[Saved data entries]
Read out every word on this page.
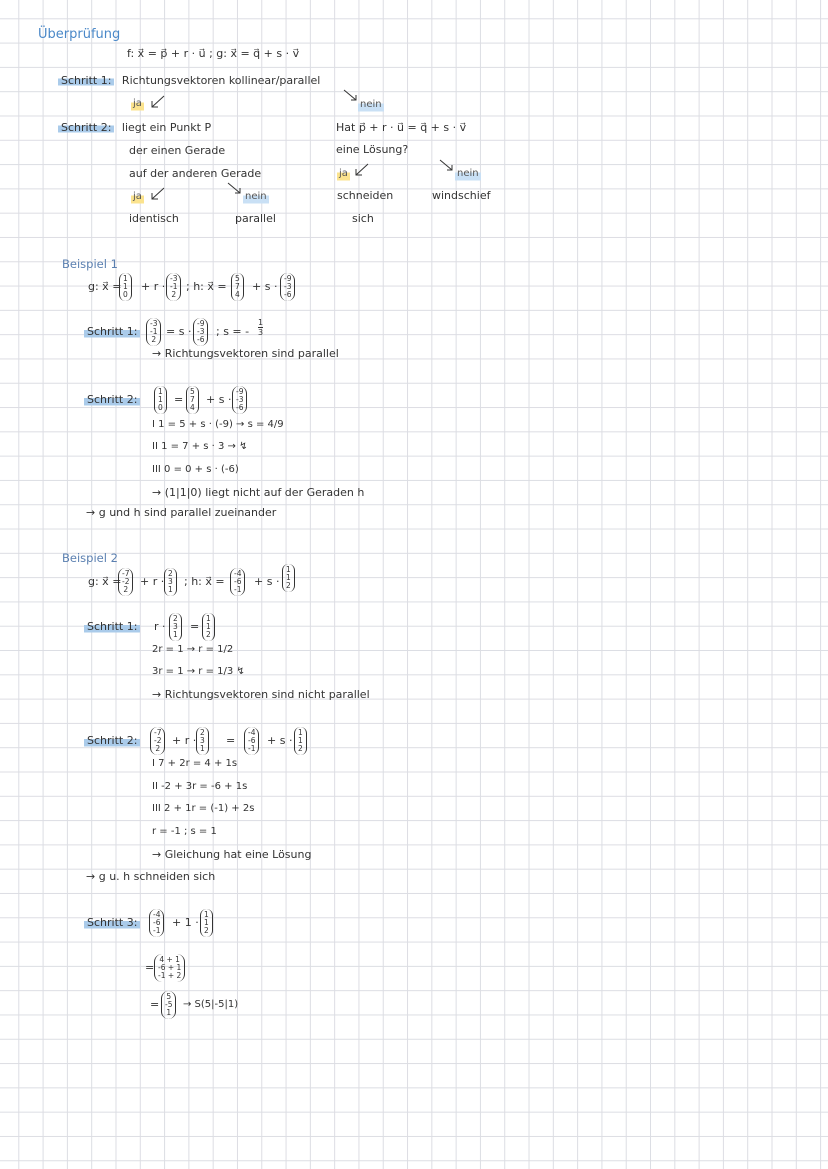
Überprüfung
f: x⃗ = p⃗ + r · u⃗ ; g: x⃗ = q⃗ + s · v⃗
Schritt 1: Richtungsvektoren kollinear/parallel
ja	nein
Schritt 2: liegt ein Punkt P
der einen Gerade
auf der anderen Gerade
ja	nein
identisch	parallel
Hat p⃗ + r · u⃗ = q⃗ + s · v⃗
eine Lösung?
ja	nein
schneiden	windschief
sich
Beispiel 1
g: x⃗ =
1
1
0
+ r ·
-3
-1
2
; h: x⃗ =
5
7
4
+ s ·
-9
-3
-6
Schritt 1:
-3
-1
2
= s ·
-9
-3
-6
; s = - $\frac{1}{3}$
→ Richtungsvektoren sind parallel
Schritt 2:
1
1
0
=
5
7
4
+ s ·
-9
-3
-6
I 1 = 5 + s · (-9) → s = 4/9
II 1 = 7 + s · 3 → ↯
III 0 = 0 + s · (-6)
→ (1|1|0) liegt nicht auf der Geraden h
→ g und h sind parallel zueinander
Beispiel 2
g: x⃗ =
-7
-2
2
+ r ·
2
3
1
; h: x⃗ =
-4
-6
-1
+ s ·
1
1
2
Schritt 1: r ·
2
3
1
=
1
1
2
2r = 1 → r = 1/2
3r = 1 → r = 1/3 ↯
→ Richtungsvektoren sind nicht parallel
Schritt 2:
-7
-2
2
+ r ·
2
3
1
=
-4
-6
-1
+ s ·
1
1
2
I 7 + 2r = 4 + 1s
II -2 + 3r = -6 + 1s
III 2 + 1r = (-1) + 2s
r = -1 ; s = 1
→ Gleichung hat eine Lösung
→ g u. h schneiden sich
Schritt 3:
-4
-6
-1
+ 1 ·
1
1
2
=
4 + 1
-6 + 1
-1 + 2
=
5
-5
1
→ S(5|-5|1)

* * *

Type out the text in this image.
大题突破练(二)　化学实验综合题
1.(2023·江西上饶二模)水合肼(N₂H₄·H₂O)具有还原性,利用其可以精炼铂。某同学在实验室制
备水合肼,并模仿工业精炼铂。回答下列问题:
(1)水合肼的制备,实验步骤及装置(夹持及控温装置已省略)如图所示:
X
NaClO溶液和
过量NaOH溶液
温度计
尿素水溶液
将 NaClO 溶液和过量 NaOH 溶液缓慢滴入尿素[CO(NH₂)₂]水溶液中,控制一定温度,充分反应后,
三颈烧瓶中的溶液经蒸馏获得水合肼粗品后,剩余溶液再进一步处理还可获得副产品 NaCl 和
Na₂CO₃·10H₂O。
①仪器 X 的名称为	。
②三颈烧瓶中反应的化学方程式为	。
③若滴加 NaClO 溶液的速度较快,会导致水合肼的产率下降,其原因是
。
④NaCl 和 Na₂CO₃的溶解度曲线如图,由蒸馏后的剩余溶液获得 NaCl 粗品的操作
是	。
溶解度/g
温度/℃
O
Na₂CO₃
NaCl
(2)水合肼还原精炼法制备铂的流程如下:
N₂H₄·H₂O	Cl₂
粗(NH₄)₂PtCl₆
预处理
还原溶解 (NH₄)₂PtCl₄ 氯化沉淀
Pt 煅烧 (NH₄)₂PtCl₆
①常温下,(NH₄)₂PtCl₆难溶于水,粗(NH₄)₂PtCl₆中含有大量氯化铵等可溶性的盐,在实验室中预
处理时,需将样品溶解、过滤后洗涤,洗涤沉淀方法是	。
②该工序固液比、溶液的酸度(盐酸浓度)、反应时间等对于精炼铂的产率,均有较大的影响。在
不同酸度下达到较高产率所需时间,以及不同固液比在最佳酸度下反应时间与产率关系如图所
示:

--

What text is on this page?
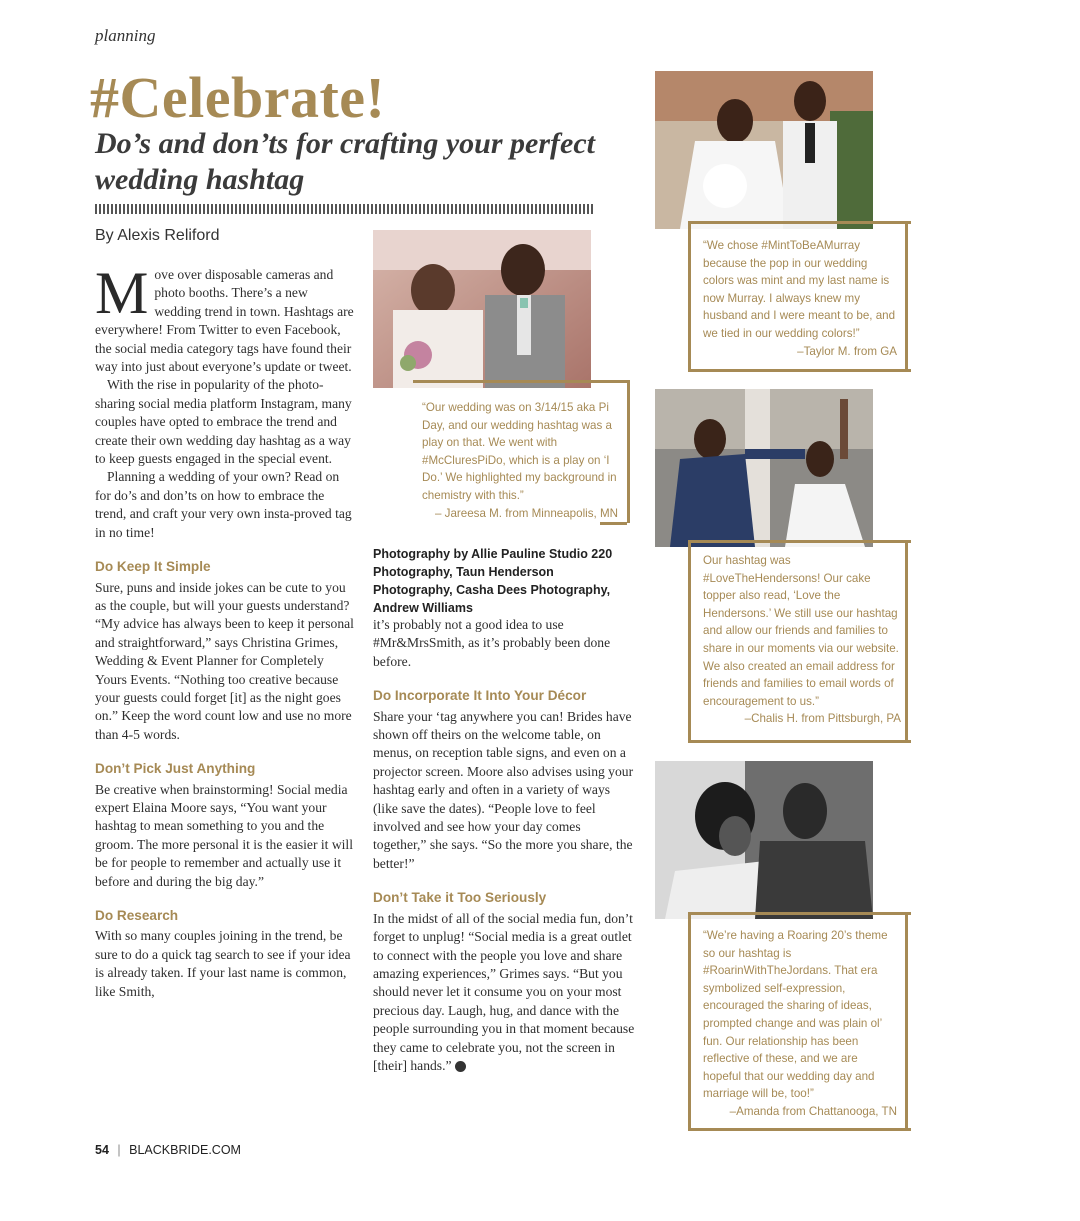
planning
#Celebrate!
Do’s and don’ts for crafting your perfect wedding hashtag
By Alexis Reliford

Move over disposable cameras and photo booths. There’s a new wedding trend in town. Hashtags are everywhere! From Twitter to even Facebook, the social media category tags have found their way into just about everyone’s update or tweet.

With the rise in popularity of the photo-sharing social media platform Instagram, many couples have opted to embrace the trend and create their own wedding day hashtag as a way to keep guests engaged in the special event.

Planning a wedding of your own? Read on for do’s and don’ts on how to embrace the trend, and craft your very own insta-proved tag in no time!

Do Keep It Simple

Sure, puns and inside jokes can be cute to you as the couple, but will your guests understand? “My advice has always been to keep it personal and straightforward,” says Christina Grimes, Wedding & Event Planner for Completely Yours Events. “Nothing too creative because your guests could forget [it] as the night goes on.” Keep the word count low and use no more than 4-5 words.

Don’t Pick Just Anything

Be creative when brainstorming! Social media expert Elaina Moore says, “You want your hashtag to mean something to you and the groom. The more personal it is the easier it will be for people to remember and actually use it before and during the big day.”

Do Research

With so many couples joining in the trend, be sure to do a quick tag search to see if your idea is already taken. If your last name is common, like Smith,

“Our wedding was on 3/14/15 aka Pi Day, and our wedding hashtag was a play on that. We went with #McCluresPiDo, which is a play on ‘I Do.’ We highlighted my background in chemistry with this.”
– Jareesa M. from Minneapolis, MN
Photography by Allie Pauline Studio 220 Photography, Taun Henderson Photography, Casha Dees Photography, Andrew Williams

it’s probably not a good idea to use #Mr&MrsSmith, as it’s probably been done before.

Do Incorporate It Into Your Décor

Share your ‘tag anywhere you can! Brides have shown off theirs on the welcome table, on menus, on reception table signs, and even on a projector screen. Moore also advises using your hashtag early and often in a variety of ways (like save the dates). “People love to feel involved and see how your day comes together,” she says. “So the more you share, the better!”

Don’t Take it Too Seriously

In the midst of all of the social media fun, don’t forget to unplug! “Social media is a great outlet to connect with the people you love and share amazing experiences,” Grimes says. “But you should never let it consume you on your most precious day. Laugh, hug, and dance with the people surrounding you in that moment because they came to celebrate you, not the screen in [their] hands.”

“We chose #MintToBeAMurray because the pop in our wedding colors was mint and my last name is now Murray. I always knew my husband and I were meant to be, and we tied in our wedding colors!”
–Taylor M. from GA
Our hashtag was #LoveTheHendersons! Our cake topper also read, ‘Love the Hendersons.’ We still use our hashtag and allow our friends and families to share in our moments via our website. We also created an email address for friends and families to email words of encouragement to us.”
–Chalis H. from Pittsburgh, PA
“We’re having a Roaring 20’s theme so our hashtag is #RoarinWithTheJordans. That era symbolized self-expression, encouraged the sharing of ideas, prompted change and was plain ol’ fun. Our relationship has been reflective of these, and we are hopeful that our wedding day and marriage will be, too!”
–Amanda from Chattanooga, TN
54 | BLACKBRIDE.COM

### Brief
Pull out each line holding the string "Schritt".

### Expected answer
Schritt 1: Richtungsvektoren kollinear/parallel
Schritt 2: liegt ein Punkt P
Schritt 1:
Schritt 2:
Schritt 1: r ·
Schritt 2:
Schritt 3:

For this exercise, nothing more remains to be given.